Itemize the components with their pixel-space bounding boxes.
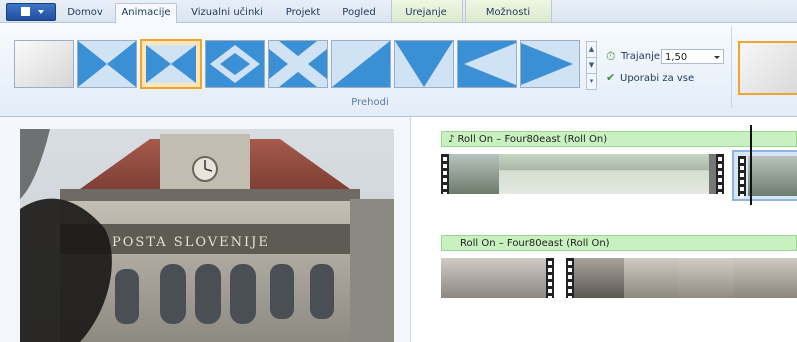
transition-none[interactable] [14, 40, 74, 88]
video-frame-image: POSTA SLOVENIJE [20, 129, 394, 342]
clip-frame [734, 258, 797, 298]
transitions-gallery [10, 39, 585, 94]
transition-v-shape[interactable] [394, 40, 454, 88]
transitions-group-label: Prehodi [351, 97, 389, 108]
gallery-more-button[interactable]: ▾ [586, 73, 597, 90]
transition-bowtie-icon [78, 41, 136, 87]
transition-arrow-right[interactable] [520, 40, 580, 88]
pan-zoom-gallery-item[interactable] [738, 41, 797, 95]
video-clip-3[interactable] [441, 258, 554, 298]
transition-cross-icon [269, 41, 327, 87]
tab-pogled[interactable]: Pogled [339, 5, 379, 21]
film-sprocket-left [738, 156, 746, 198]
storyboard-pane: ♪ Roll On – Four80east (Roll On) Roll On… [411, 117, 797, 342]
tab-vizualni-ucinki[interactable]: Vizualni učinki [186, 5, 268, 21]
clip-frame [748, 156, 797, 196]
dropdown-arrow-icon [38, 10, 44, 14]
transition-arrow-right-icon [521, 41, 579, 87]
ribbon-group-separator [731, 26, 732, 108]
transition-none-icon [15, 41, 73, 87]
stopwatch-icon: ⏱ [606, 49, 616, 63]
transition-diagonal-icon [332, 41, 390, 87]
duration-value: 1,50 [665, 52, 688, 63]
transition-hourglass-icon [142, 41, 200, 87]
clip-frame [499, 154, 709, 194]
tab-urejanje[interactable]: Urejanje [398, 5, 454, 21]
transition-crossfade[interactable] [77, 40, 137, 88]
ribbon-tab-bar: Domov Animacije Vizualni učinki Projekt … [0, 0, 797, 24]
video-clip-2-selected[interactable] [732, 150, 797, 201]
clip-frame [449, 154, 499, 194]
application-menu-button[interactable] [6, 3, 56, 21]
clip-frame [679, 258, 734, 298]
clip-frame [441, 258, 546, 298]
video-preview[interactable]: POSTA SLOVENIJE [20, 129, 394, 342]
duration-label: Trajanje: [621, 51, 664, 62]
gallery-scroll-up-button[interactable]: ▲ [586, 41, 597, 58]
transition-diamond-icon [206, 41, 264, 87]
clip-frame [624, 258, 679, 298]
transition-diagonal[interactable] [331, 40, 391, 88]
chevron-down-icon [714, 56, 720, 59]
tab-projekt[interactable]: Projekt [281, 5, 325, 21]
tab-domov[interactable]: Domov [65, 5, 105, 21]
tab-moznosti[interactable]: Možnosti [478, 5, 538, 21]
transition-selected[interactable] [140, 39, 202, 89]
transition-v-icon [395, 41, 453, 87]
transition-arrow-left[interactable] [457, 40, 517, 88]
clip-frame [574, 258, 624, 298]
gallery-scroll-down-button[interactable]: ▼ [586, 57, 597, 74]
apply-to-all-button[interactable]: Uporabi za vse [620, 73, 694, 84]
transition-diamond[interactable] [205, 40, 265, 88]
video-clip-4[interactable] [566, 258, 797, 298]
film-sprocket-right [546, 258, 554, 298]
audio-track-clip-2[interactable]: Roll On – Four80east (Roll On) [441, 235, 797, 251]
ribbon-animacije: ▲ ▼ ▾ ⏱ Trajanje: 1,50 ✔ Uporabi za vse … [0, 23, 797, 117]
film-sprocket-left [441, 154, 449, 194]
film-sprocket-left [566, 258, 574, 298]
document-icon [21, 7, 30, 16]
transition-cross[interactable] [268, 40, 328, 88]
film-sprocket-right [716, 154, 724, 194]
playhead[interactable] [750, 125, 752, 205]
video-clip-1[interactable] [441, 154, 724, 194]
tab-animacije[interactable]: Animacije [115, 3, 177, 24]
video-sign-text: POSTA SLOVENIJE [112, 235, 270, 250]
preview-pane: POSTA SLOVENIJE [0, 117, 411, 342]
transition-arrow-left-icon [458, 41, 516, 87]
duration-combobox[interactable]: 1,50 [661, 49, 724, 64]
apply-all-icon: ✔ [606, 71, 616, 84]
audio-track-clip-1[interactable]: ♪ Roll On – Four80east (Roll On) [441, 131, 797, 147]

────────────────────────────────────────

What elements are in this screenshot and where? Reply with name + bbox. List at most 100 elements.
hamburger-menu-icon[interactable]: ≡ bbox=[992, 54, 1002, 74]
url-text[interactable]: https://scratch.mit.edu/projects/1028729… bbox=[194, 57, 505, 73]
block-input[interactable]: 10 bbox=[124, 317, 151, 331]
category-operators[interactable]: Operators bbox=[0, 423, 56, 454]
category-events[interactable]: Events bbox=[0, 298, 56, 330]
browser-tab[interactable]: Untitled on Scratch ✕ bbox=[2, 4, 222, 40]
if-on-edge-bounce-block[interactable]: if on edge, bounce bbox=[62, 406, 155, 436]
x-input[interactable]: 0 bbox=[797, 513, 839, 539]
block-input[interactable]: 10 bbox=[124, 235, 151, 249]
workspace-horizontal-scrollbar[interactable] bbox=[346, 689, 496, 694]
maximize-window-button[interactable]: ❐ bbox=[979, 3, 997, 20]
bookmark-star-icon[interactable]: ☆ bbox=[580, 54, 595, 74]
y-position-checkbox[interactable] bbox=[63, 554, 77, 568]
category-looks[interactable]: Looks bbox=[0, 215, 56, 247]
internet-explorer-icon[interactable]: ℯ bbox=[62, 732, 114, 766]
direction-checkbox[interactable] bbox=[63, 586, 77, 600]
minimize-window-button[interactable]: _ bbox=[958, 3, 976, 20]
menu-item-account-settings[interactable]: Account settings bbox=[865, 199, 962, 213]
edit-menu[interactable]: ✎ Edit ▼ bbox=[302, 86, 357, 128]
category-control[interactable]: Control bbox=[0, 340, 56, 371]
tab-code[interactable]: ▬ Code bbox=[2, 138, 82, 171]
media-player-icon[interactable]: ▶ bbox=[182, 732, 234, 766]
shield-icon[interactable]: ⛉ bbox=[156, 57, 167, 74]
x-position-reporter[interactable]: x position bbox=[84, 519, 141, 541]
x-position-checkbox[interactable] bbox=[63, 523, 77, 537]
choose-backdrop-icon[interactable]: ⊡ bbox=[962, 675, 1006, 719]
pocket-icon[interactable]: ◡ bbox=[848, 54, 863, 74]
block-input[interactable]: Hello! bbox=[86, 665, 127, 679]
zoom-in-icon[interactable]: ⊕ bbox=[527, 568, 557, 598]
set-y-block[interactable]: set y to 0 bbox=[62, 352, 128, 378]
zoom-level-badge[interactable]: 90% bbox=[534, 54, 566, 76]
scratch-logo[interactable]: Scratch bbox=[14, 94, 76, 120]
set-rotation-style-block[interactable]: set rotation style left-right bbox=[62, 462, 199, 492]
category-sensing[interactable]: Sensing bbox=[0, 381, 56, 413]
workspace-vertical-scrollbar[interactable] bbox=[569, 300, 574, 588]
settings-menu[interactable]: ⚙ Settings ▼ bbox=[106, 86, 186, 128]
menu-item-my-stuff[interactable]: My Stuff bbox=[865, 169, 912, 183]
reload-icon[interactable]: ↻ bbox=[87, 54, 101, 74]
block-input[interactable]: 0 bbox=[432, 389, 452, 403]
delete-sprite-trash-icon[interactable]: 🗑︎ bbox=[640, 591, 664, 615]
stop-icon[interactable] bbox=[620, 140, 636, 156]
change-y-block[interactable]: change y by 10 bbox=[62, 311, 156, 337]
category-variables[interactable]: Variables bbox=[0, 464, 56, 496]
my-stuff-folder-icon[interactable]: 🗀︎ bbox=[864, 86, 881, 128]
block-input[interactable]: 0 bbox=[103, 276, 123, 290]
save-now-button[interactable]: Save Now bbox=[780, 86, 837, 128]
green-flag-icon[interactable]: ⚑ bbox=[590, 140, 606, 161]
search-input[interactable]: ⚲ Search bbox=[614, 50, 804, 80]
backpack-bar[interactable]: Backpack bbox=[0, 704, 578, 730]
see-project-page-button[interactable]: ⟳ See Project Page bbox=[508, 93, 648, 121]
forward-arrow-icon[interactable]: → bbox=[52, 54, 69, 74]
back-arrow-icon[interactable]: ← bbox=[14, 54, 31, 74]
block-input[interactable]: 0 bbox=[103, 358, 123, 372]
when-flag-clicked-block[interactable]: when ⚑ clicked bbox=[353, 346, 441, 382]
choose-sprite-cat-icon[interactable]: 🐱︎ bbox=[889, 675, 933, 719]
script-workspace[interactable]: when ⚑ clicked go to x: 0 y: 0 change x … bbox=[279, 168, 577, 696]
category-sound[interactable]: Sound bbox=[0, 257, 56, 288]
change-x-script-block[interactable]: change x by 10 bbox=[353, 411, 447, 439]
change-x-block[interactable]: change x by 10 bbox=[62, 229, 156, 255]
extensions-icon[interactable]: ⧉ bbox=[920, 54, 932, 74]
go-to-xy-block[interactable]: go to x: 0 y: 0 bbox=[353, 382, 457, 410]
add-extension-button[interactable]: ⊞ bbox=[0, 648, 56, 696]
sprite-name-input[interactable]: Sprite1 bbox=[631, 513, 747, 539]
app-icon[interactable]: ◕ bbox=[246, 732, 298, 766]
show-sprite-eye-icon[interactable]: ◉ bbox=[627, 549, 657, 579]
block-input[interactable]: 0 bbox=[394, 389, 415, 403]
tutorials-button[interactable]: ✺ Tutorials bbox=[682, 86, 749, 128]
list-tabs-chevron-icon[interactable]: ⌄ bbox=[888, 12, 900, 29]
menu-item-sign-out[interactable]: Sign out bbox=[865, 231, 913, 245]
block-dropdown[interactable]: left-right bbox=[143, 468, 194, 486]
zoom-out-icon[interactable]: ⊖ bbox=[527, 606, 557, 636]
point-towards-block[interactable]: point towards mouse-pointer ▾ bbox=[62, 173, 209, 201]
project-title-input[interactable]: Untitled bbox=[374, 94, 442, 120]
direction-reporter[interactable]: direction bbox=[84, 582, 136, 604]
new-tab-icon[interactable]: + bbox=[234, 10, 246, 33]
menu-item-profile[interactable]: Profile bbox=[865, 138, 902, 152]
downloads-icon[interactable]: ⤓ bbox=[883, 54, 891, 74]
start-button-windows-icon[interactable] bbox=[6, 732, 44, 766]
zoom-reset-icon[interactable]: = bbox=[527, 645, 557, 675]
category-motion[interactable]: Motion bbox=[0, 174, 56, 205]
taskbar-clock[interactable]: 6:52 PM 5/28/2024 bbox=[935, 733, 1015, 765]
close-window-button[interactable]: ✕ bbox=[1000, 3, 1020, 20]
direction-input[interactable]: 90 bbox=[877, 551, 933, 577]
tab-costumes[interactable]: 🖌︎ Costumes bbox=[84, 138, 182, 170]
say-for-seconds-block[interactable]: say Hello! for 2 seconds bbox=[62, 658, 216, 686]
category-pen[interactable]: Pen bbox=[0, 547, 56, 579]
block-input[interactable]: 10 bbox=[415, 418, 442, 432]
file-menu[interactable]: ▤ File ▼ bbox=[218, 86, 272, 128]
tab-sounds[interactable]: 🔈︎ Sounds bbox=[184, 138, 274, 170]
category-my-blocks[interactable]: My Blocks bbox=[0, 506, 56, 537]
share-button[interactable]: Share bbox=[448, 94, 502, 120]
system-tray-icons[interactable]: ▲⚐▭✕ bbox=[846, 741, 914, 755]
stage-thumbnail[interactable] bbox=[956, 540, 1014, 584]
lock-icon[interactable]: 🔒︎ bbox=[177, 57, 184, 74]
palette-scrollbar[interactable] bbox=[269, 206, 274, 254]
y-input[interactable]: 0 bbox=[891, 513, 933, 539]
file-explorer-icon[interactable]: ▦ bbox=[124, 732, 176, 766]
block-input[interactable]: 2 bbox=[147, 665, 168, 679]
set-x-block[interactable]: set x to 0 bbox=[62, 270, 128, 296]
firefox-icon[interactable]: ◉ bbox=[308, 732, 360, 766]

────────────────────────────────────────

● **Requirements**
From the entries above, copy out every line that contains the string "direction".

● **Solution to this task**
direction-checkbox[interactable] bbox=[63, 586, 77, 600]
direction-reporter[interactable]: direction bbox=[84, 582, 136, 604]
direction-input[interactable]: 90 bbox=[877, 551, 933, 577]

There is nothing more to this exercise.